### Aim
Go through the material below and report how many lines contain "conflicts". Give only the number.

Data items
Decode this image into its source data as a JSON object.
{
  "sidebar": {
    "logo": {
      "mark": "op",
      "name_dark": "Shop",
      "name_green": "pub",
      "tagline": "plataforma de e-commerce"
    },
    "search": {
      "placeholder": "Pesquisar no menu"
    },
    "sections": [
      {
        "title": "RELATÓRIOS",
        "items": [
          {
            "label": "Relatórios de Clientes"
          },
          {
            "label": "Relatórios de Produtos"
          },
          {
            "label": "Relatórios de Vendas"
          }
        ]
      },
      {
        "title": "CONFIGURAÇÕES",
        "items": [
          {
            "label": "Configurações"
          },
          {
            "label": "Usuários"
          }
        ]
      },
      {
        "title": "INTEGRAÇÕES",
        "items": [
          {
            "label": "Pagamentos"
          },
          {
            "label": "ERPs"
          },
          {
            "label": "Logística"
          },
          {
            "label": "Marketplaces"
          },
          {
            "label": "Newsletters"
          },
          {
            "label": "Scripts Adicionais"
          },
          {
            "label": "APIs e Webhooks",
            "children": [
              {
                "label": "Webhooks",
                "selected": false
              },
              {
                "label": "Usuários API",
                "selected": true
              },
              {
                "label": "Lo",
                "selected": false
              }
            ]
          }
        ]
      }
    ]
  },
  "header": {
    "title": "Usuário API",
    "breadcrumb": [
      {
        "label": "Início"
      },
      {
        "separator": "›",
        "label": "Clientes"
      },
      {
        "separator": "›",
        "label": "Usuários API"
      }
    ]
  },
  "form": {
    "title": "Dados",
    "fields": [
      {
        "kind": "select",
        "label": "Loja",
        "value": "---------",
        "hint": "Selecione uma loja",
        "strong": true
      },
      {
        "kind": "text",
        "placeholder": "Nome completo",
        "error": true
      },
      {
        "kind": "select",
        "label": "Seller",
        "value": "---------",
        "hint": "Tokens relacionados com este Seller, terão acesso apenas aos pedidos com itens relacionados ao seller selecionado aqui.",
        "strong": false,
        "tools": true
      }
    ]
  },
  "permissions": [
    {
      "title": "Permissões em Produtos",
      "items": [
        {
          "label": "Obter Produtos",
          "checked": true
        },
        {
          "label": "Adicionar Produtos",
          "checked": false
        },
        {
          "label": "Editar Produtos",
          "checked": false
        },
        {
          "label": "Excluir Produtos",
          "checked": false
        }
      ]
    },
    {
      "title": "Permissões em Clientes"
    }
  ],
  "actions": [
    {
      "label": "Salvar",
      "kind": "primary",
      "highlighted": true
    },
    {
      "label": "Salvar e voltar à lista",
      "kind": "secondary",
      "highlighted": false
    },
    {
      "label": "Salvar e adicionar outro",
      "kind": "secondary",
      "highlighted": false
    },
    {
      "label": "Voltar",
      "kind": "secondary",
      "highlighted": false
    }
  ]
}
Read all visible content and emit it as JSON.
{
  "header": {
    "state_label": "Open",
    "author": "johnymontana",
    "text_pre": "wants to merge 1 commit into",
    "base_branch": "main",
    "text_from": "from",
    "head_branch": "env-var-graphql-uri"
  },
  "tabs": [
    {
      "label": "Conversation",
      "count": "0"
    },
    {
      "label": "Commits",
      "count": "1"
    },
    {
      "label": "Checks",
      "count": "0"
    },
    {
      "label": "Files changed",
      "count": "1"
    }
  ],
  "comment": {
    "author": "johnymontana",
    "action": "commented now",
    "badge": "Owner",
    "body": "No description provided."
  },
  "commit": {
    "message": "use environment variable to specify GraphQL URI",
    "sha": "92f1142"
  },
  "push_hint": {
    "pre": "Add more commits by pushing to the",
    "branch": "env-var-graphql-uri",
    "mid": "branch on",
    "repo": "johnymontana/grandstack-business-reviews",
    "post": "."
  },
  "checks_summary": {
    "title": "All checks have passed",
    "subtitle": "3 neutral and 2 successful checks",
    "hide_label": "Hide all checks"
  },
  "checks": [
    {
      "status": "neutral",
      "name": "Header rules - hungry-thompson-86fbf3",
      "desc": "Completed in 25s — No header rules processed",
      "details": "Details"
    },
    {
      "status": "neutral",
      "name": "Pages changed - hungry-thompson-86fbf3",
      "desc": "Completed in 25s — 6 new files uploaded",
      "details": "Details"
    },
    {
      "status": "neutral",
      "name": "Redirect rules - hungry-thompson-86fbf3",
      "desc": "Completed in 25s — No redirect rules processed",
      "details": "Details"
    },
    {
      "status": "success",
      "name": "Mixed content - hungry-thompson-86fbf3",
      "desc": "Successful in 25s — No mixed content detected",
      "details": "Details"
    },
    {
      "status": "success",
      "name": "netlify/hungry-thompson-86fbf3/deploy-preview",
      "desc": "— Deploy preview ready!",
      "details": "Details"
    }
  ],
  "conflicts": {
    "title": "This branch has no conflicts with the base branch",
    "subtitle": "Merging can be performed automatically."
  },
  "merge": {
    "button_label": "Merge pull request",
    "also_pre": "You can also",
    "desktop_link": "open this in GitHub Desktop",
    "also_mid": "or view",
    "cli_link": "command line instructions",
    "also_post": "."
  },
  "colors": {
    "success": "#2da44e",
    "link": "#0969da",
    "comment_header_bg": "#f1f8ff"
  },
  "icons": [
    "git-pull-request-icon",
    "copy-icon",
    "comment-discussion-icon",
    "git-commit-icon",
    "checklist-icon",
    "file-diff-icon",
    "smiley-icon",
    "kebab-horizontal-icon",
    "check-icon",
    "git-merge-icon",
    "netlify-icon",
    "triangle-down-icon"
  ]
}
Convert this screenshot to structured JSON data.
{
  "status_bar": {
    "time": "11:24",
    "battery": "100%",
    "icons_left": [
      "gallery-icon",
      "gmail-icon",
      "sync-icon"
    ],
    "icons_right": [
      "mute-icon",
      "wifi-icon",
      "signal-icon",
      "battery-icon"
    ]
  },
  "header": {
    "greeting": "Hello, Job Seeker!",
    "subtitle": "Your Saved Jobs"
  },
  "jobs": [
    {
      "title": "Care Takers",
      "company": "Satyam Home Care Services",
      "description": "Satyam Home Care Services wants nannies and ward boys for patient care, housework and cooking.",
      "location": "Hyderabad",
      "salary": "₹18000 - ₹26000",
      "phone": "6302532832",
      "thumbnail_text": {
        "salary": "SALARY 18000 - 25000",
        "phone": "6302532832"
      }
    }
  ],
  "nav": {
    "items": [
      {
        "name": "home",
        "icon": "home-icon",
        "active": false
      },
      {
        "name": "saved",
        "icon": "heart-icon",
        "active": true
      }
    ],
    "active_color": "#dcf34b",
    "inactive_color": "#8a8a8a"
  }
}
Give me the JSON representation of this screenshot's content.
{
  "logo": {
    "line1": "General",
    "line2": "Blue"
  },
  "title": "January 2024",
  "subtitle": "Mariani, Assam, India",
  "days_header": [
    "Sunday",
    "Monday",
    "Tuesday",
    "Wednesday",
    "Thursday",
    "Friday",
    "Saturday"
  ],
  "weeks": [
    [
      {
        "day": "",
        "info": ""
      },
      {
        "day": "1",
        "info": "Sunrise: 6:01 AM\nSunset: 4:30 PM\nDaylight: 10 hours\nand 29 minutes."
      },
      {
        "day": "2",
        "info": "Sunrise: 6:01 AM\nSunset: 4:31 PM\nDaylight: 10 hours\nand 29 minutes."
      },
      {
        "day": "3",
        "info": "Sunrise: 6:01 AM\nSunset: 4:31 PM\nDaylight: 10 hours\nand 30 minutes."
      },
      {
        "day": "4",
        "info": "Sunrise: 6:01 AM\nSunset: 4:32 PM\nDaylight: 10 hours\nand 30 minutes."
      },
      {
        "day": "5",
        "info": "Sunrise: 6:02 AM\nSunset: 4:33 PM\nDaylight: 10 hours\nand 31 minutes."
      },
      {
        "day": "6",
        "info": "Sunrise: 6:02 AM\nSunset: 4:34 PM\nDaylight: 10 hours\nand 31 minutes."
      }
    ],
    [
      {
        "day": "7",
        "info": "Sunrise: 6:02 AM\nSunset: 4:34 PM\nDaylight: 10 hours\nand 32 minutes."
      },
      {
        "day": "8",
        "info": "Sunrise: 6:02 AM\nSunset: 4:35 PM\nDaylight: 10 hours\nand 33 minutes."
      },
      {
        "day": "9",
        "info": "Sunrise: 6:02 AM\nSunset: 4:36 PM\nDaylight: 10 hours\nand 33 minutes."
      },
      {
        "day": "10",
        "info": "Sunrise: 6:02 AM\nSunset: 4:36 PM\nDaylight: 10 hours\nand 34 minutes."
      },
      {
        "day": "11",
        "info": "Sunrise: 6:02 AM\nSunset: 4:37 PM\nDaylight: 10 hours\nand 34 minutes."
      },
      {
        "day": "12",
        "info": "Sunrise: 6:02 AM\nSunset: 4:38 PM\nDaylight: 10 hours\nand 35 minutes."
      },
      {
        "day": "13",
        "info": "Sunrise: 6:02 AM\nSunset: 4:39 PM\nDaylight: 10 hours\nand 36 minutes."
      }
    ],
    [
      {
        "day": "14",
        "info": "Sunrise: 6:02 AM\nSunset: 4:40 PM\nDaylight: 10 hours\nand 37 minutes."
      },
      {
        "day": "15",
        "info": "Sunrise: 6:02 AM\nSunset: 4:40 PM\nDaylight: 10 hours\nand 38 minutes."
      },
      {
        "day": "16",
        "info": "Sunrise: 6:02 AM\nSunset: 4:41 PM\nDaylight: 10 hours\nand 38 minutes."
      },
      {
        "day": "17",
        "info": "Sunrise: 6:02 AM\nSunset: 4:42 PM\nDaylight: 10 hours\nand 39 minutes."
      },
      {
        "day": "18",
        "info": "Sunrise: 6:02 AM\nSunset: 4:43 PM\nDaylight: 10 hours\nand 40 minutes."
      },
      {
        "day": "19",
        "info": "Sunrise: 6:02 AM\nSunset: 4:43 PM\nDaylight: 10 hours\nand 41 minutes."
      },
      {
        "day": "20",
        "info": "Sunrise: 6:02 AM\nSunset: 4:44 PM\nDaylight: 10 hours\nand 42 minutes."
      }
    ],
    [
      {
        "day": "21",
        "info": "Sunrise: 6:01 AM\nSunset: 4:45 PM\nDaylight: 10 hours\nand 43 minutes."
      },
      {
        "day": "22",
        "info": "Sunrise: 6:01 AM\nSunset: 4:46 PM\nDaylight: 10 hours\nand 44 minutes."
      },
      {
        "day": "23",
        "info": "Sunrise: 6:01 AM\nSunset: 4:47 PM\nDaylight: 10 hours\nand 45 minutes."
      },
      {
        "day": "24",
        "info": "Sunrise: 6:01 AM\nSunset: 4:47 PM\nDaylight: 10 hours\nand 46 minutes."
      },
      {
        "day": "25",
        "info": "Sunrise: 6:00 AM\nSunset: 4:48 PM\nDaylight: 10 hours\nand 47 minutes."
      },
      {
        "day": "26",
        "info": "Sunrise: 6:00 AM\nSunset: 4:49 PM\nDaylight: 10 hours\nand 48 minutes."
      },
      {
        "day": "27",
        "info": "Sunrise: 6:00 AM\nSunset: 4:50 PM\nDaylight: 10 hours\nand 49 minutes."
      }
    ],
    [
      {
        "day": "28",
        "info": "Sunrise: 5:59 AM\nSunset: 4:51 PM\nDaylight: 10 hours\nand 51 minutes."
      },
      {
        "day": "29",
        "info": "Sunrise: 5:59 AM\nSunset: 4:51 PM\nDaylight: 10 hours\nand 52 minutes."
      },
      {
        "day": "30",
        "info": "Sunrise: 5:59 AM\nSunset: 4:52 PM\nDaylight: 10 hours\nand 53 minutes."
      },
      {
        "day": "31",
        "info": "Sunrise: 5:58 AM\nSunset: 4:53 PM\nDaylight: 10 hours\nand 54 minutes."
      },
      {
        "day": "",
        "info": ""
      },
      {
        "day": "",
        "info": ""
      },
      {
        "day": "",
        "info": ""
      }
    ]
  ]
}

### Task result
2